提示テキスト:
'''
『フランス世紀末と装飾芸術の思想』
ますぶちStyle/宝石箱の片隅

「JAMの本棚-32・アール・ヌーヴォー」
以前にも紹介したと思うが、
何を書いたかすっかり忘れてしまったし、
11日から始まるジュエリーセミナーの参考図書としても適切なので
改めて紹介する。
この本はジュエリーは殆どでてこない。
しかしながら、
フランスの1870年以降の美術工芸の流れを知るには格好の本である。
いつも云っていることなのだが、
ジュエリーの写真集をいくらなが眺めていても、
ジュエリーの歴史・本質は解らない。
その時代の背景になることや、
美術・工芸の全体の流れを把握してはじめて、
該当するジュエリーが解ってくる。
モノ作りの人や販売に携わる人たちは
とかくモノをみて満足してしまう傾向にあるけれど、
それは基本的に間違っている。
もっともこの厚さが約4㎝、
本文ページ数484頁、参考文献140頁と分厚いから
本腰を入れて読まないとならない。
'''
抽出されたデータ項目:
'''
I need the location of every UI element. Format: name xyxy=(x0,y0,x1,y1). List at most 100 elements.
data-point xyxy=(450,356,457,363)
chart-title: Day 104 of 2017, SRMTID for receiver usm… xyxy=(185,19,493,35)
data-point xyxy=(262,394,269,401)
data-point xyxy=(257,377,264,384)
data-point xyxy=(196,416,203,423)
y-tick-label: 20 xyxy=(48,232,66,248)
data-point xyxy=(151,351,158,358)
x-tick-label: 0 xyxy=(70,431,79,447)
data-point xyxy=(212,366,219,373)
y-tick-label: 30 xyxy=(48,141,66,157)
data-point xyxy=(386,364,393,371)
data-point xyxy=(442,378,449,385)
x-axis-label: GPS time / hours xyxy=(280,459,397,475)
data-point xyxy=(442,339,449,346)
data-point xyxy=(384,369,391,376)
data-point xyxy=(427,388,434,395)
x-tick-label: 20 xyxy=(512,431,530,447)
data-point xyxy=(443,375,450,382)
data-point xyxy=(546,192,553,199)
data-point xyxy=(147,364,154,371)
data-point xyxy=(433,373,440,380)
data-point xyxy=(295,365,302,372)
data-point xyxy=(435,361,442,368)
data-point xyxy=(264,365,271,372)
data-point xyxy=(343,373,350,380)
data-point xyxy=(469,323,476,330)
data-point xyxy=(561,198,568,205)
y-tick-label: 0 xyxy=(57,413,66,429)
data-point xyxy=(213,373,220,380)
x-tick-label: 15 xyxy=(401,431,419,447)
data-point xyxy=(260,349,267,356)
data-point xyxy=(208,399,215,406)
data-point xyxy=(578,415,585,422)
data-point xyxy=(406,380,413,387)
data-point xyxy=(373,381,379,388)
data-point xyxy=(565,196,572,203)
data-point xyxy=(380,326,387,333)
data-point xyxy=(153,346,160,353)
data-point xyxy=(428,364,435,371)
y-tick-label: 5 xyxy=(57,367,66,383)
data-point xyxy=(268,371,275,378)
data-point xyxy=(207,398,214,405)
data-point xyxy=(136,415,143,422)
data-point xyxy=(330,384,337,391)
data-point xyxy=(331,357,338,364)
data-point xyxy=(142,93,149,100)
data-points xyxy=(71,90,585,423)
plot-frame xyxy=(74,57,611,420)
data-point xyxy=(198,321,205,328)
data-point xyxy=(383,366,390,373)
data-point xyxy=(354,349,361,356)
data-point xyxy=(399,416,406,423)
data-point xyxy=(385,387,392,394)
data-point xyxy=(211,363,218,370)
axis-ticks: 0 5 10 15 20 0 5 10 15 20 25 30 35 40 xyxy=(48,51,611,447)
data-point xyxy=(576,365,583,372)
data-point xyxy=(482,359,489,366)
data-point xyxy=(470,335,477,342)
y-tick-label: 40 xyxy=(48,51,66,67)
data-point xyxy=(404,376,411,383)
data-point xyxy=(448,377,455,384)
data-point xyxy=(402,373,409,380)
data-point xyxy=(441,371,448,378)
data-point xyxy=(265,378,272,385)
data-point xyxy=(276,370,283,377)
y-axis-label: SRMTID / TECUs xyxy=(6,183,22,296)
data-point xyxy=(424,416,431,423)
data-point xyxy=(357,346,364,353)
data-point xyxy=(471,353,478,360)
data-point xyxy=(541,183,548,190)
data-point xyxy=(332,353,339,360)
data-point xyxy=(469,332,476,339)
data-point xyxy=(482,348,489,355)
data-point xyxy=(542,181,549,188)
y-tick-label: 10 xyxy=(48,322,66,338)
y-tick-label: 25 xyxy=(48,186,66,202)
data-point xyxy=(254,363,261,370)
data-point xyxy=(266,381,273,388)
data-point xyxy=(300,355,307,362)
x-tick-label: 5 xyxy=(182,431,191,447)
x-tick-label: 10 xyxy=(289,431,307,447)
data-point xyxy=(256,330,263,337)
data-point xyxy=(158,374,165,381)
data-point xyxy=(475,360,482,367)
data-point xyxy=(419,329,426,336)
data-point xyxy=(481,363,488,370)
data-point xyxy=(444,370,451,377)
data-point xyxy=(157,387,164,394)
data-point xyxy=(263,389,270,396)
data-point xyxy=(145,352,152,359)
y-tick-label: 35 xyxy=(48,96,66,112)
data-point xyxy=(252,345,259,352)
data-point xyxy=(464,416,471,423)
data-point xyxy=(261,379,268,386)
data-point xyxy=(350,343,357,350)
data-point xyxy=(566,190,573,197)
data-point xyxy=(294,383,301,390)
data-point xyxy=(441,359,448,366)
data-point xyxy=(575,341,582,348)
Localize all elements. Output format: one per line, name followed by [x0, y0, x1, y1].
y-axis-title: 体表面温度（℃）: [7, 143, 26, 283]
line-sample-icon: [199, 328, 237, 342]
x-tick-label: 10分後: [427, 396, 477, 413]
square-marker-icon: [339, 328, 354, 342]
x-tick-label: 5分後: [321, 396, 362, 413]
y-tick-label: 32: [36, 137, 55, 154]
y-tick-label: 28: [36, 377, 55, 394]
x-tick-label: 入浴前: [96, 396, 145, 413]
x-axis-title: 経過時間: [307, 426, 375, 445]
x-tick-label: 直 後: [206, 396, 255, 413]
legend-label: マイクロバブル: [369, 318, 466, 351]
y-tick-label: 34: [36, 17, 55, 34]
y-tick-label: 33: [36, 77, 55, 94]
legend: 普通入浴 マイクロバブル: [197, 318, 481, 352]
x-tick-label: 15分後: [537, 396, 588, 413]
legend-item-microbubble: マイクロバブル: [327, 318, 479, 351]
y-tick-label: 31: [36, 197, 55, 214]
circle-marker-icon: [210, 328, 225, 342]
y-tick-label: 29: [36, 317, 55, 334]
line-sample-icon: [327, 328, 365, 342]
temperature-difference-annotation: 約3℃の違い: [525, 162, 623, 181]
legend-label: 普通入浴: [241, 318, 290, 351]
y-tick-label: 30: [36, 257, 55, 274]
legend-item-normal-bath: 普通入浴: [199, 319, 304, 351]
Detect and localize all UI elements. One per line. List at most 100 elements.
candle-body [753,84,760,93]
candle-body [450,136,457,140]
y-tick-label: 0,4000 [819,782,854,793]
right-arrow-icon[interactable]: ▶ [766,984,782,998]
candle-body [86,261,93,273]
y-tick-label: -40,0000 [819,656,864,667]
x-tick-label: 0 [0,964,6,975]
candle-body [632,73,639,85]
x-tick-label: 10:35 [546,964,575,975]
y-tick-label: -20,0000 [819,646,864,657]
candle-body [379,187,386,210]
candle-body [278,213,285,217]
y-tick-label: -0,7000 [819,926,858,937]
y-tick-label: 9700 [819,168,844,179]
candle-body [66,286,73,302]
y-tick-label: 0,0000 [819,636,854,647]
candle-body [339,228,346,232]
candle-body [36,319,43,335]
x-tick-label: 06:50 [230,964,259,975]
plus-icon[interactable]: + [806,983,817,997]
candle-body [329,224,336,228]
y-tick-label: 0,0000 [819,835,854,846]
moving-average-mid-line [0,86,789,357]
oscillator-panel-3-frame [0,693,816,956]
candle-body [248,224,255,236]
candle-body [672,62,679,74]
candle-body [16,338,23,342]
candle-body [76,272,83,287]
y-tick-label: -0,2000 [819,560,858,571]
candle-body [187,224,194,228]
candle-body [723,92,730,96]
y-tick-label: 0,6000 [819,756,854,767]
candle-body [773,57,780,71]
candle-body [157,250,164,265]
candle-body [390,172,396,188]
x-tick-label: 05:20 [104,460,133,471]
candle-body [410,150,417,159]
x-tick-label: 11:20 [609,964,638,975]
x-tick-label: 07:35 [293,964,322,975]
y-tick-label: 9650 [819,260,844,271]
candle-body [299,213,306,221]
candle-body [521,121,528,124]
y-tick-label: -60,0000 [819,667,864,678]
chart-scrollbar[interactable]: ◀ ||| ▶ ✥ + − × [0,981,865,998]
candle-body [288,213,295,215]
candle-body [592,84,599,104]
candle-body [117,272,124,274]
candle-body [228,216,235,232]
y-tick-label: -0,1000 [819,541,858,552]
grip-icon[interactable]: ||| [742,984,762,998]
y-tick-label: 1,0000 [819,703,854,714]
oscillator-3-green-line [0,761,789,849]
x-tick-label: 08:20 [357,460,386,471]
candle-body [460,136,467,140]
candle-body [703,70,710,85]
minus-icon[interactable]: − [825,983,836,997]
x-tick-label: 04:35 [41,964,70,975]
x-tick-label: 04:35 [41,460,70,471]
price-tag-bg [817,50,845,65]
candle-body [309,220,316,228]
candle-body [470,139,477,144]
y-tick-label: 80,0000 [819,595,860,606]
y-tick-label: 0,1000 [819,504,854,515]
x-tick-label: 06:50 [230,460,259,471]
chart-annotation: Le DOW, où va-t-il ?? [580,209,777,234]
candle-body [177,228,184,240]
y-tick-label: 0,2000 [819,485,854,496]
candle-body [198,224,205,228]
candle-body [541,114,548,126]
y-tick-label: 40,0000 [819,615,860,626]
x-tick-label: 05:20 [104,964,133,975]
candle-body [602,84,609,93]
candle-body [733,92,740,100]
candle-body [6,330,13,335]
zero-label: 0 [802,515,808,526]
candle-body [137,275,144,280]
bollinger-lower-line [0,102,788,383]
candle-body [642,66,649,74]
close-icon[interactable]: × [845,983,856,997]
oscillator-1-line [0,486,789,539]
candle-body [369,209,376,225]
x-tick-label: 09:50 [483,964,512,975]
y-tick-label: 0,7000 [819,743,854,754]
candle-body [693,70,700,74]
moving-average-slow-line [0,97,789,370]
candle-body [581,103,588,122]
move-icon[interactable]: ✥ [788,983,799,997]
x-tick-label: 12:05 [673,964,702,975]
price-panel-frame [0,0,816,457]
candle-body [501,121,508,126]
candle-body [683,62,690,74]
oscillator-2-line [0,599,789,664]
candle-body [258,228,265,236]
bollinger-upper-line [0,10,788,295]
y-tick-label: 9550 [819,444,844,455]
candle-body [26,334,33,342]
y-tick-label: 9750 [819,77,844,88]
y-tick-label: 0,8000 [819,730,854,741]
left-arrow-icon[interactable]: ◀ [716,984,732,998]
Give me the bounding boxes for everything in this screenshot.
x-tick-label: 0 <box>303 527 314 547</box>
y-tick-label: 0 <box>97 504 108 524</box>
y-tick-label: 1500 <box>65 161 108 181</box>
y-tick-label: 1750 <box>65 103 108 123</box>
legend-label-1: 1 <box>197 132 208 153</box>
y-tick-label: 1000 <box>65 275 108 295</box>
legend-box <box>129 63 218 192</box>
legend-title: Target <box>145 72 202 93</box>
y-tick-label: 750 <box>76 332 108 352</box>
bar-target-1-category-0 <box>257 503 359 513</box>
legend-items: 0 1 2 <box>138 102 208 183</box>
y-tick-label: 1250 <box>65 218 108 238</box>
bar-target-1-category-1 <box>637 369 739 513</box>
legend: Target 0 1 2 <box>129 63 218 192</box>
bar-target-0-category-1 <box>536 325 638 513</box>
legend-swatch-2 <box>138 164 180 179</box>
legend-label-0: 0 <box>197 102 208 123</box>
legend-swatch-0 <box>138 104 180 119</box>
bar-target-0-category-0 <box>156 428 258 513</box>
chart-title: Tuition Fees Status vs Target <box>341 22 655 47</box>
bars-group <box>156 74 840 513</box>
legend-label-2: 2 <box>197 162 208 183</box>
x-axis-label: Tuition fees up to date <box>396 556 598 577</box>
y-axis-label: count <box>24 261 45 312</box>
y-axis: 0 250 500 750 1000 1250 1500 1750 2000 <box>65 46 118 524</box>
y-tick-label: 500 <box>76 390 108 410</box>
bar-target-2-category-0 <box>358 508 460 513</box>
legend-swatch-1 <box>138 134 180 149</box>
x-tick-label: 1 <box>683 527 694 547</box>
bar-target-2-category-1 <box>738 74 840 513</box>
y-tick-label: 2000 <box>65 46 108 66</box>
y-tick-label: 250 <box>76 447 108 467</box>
'''
課題:
1. この記事の筆者は、以前にも紹介した本をなぜ改めて紹介するのですか？一～三文で説明してください。
2. この記事から、「いつも云っていることなのだが、」で始まり「本腰を入れて読まないとならない。」まで続く部分を、一字一句変えずに抜き出してください。
この記事に書かれている内容だけを手がかりにしてください。

課題別解答:
1. 以前に何を書いたかをすっかり忘れてしまったうえ、その本が11日から始まるジュエリーセミナーの参考図書としても適切だからです。

2.
いつも云っていることなのだが、
ジュエリーの写真集をいくらなが眺めていても、
ジュエリーの歴史・本質は解らない。
その時代の背景になることや、
美術・工芸の全体の流れを把握してはじめて、
該当するジュエリーが解ってくる。
モノ作りの人や販売に携わる人たちは
とかくモノをみて満足してしまう傾向にあるけれど、
それは基本的に間違っている。
もっともこの厚さが約4㎝、
本文ページ数484頁、参考文献140頁と分厚いから
本腰を入れて読まないとならない。